▶ **Set exercise**:
Leave out the pictures and transcribe the rest of the records exactly.

↓↓↓

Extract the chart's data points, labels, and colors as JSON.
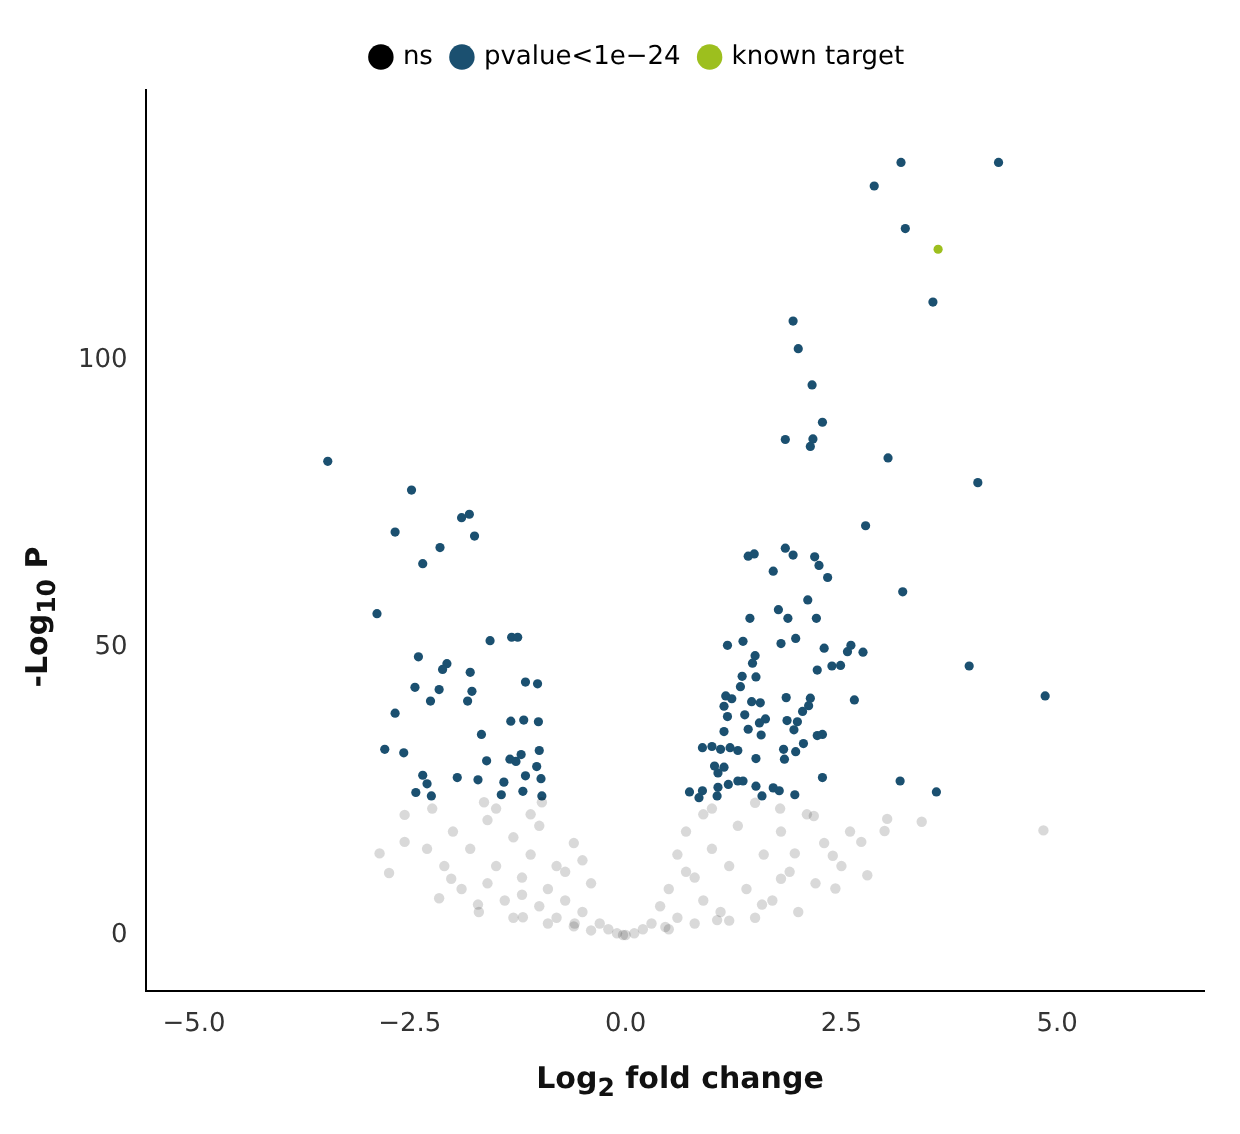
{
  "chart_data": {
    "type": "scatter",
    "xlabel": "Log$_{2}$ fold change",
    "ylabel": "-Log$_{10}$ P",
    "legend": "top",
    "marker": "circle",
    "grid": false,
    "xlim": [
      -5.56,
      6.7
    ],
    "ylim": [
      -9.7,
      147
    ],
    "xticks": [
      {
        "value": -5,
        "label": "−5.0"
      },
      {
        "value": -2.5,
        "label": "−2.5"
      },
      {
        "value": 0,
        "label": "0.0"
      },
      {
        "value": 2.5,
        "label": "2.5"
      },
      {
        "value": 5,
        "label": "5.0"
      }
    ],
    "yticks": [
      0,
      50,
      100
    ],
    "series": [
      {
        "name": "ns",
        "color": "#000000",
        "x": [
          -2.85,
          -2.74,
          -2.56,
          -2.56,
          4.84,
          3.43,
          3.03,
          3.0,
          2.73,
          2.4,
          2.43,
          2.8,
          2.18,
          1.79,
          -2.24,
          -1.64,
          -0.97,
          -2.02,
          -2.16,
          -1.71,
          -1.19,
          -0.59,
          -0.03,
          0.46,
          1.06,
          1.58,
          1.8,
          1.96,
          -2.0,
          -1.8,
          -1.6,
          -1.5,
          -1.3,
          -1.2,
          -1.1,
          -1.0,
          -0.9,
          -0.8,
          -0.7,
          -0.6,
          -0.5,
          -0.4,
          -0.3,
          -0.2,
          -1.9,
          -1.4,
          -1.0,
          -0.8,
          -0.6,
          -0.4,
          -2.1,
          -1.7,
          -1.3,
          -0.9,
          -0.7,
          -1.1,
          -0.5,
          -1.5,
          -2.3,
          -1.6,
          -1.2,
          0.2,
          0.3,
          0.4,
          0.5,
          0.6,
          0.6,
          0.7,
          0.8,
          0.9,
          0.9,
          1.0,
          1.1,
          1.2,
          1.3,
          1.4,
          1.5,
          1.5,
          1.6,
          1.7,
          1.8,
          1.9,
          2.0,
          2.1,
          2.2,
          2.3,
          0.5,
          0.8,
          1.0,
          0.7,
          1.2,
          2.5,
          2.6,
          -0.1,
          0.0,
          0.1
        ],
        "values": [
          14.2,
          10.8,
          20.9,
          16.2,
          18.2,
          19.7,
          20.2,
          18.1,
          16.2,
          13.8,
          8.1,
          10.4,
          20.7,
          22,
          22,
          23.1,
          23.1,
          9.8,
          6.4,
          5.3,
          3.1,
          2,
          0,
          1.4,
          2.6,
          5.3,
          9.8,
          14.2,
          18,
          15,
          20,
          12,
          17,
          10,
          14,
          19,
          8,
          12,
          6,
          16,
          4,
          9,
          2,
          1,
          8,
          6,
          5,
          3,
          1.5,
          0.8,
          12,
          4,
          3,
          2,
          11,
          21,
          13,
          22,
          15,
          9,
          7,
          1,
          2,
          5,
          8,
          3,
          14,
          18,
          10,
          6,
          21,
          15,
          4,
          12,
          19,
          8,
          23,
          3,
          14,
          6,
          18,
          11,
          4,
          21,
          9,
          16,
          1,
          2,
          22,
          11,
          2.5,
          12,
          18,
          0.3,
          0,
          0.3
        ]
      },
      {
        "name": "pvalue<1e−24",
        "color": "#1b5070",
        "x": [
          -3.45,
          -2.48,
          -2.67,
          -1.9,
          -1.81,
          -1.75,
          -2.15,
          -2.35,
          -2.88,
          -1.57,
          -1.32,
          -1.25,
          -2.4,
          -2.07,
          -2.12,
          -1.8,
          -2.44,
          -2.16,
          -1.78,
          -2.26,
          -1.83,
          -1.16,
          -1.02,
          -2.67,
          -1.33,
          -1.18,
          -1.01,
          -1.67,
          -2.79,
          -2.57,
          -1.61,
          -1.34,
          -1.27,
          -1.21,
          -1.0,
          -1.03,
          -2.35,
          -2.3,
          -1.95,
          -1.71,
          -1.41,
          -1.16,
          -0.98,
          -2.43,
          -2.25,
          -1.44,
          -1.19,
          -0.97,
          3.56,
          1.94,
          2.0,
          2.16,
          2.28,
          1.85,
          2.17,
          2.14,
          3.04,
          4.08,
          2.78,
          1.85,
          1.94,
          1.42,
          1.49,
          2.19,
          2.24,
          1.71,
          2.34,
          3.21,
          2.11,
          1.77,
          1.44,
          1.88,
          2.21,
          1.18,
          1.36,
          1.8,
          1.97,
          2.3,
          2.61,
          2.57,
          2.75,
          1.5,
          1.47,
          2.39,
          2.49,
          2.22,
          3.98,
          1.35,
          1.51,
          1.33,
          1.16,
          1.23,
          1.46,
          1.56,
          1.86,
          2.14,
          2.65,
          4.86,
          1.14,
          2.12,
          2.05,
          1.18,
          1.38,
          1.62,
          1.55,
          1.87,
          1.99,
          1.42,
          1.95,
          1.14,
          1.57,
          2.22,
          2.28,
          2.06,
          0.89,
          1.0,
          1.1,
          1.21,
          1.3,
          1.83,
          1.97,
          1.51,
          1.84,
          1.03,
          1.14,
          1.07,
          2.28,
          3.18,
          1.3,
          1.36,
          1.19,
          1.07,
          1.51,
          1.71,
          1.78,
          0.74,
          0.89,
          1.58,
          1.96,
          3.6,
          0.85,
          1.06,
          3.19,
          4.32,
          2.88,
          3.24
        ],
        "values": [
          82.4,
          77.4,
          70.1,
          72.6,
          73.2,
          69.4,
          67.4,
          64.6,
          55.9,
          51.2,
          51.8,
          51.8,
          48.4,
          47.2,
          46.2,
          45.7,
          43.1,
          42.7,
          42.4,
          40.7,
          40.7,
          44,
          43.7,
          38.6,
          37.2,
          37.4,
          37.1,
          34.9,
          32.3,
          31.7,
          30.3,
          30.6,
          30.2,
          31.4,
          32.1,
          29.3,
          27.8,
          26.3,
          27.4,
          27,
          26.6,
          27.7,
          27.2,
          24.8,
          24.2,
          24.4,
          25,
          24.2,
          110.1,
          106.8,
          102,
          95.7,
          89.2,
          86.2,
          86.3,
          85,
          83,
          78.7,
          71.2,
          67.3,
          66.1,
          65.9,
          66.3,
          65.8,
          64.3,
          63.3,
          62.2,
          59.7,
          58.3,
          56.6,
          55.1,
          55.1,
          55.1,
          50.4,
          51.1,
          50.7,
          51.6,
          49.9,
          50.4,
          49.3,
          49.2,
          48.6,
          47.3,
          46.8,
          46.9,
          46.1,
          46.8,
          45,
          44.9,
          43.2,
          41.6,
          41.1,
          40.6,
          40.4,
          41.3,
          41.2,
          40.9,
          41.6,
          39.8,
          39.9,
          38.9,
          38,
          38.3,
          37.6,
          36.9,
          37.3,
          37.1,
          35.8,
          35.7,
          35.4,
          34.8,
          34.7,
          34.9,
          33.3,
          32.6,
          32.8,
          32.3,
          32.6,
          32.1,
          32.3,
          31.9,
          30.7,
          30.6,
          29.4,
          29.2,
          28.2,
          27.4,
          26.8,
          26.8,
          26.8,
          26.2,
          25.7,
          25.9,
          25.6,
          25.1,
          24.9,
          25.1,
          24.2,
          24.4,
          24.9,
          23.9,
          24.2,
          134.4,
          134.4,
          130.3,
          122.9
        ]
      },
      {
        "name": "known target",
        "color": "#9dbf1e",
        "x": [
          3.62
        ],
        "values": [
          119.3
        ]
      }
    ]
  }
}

↑↑↑

▶ **The output**:
Extract the chart's data points, labels, and colors as JSON.
{
  "chart_data": {
    "type": "scatter",
    "xlabel": "Log$_{2}$ fold change",
    "ylabel": "-Log$_{10}$ P",
    "legend": "top",
    "marker": "circle",
    "grid": false,
    "xlim": [
      -5.56,
      6.7
    ],
    "ylim": [
      -9.7,
      147
    ],
    "xticks": [
      {
        "value": -5,
        "label": "−5.0"
      },
      {
        "value": -2.5,
        "label": "−2.5"
      },
      {
        "value": 0,
        "label": "0.0"
      },
      {
        "value": 2.5,
        "label": "2.5"
      },
      {
        "value": 5,
        "label": "5.0"
      }
    ],
    "yticks": [
      0,
      50,
      100
    ],
    "series": [
      {
        "name": "ns",
        "color": "#000000",
        "x": [
          -2.85,
          -2.74,
          -2.56,
          -2.56,
          4.84,
          3.43,
          3.03,
          3.0,
          2.73,
          2.4,
          2.43,
          2.8,
          2.18,
          1.79,
          -2.24,
          -1.64,
          -0.97,
          -2.02,
          -2.16,
          -1.71,
          -1.19,
          -0.59,
          -0.03,
          0.46,
          1.06,
          1.58,
          1.8,
          1.96,
          -2.0,
          -1.8,
          -1.6,
          -1.5,
          -1.3,
          -1.2,
          -1.1,
          -1.0,
          -0.9,
          -0.8,
          -0.7,
          -0.6,
          -0.5,
          -0.4,
          -0.3,
          -0.2,
          -1.9,
          -1.4,
          -1.0,
          -0.8,
          -0.6,
          -0.4,
          -2.1,
          -1.7,
          -1.3,
          -0.9,
          -0.7,
          -1.1,
          -0.5,
          -1.5,
          -2.3,
          -1.6,
          -1.2,
          0.2,
          0.3,
          0.4,
          0.5,
          0.6,
          0.6,
          0.7,
          0.8,
          0.9,
          0.9,
          1.0,
          1.1,
          1.2,
          1.3,
          1.4,
          1.5,
          1.5,
          1.6,
          1.7,
          1.8,
          1.9,
          2.0,
          2.1,
          2.2,
          2.3,
          0.5,
          0.8,
          1.0,
          0.7,
          1.2,
          2.5,
          2.6,
          -0.1,
          0.0,
          0.1
        ],
        "values": [
          14.2,
          10.8,
          20.9,
          16.2,
          18.2,
          19.7,
          20.2,
          18.1,
          16.2,
          13.8,
          8.1,
          10.4,
          20.7,
          22,
          22,
          23.1,
          23.1,
          9.8,
          6.4,
          5.3,
          3.1,
          2,
          0,
          1.4,
          2.6,
          5.3,
          9.8,
          14.2,
          18,
          15,
          20,
          12,
          17,
          10,
          14,
          19,
          8,
          12,
          6,
          16,
          4,
          9,
          2,
          1,
          8,
          6,
          5,
          3,
          1.5,
          0.8,
          12,
          4,
          3,
          2,
          11,
          21,
          13,
          22,
          15,
          9,
          7,
          1,
          2,
          5,
          8,
          3,
          14,
          18,
          10,
          6,
          21,
          15,
          4,
          12,
          19,
          8,
          23,
          3,
          14,
          6,
          18,
          11,
          4,
          21,
          9,
          16,
          1,
          2,
          22,
          11,
          2.5,
          12,
          18,
          0.3,
          0,
          0.3
        ]
      },
      {
        "name": "pvalue<1e−24",
        "color": "#1b5070",
        "x": [
          -3.45,
          -2.48,
          -2.67,
          -1.9,
          -1.81,
          -1.75,
          -2.15,
          -2.35,
          -2.88,
          -1.57,
          -1.32,
          -1.25,
          -2.4,
          -2.07,
          -2.12,
          -1.8,
          -2.44,
          -2.16,
          -1.78,
          -2.26,
          -1.83,
          -1.16,
          -1.02,
          -2.67,
          -1.33,
          -1.18,
          -1.01,
          -1.67,
          -2.79,
          -2.57,
          -1.61,
          -1.34,
          -1.27,
          -1.21,
          -1.0,
          -1.03,
          -2.35,
          -2.3,
          -1.95,
          -1.71,
          -1.41,
          -1.16,
          -0.98,
          -2.43,
          -2.25,
          -1.44,
          -1.19,
          -0.97,
          3.56,
          1.94,
          2.0,
          2.16,
          2.28,
          1.85,
          2.17,
          2.14,
          3.04,
          4.08,
          2.78,
          1.85,
          1.94,
          1.42,
          1.49,
          2.19,
          2.24,
          1.71,
          2.34,
          3.21,
          2.11,
          1.77,
          1.44,
          1.88,
          2.21,
          1.18,
          1.36,
          1.8,
          1.97,
          2.3,
          2.61,
          2.57,
          2.75,
          1.5,
          1.47,
          2.39,
          2.49,
          2.22,
          3.98,
          1.35,
          1.51,
          1.33,
          1.16,
          1.23,
          1.46,
          1.56,
          1.86,
          2.14,
          2.65,
          4.86,
          1.14,
          2.12,
          2.05,
          1.18,
          1.38,
          1.62,
          1.55,
          1.87,
          1.99,
          1.42,
          1.95,
          1.14,
          1.57,
          2.22,
          2.28,
          2.06,
          0.89,
          1.0,
          1.1,
          1.21,
          1.3,
          1.83,
          1.97,
          1.51,
          1.84,
          1.03,
          1.14,
          1.07,
          2.28,
          3.18,
          1.3,
          1.36,
          1.19,
          1.07,
          1.51,
          1.71,
          1.78,
          0.74,
          0.89,
          1.58,
          1.96,
          3.6,
          0.85,
          1.06,
          3.19,
          4.32,
          2.88,
          3.24
        ],
        "values": [
          82.4,
          77.4,
          70.1,
          72.6,
          73.2,
          69.4,
          67.4,
          64.6,
          55.9,
          51.2,
          51.8,
          51.8,
          48.4,
          47.2,
          46.2,
          45.7,
          43.1,
          42.7,
          42.4,
          40.7,
          40.7,
          44,
          43.7,
          38.6,
          37.2,
          37.4,
          37.1,
          34.9,
          32.3,
          31.7,
          30.3,
          30.6,
          30.2,
          31.4,
          32.1,
          29.3,
          27.8,
          26.3,
          27.4,
          27,
          26.6,
          27.7,
          27.2,
          24.8,
          24.2,
          24.4,
          25,
          24.2,
          110.1,
          106.8,
          102,
          95.7,
          89.2,
          86.2,
          86.3,
          85,
          83,
          78.7,
          71.2,
          67.3,
          66.1,
          65.9,
          66.3,
          65.8,
          64.3,
          63.3,
          62.2,
          59.7,
          58.3,
          56.6,
          55.1,
          55.1,
          55.1,
          50.4,
          51.1,
          50.7,
          51.6,
          49.9,
          50.4,
          49.3,
          49.2,
          48.6,
          47.3,
          46.8,
          46.9,
          46.1,
          46.8,
          45,
          44.9,
          43.2,
          41.6,
          41.1,
          40.6,
          40.4,
          41.3,
          41.2,
          40.9,
          41.6,
          39.8,
          39.9,
          38.9,
          38,
          38.3,
          37.6,
          36.9,
          37.3,
          37.1,
          35.8,
          35.7,
          35.4,
          34.8,
          34.7,
          34.9,
          33.3,
          32.6,
          32.8,
          32.3,
          32.6,
          32.1,
          32.3,
          31.9,
          30.7,
          30.6,
          29.4,
          29.2,
          28.2,
          27.4,
          26.8,
          26.8,
          26.8,
          26.2,
          25.7,
          25.9,
          25.6,
          25.1,
          24.9,
          25.1,
          24.2,
          24.4,
          24.9,
          23.9,
          24.2,
          134.4,
          134.4,
          130.3,
          122.9
        ]
      },
      {
        "name": "known target",
        "color": "#9dbf1e",
        "x": [
          3.62
        ],
        "values": [
          119.3
        ]
      }
    ]
  }
}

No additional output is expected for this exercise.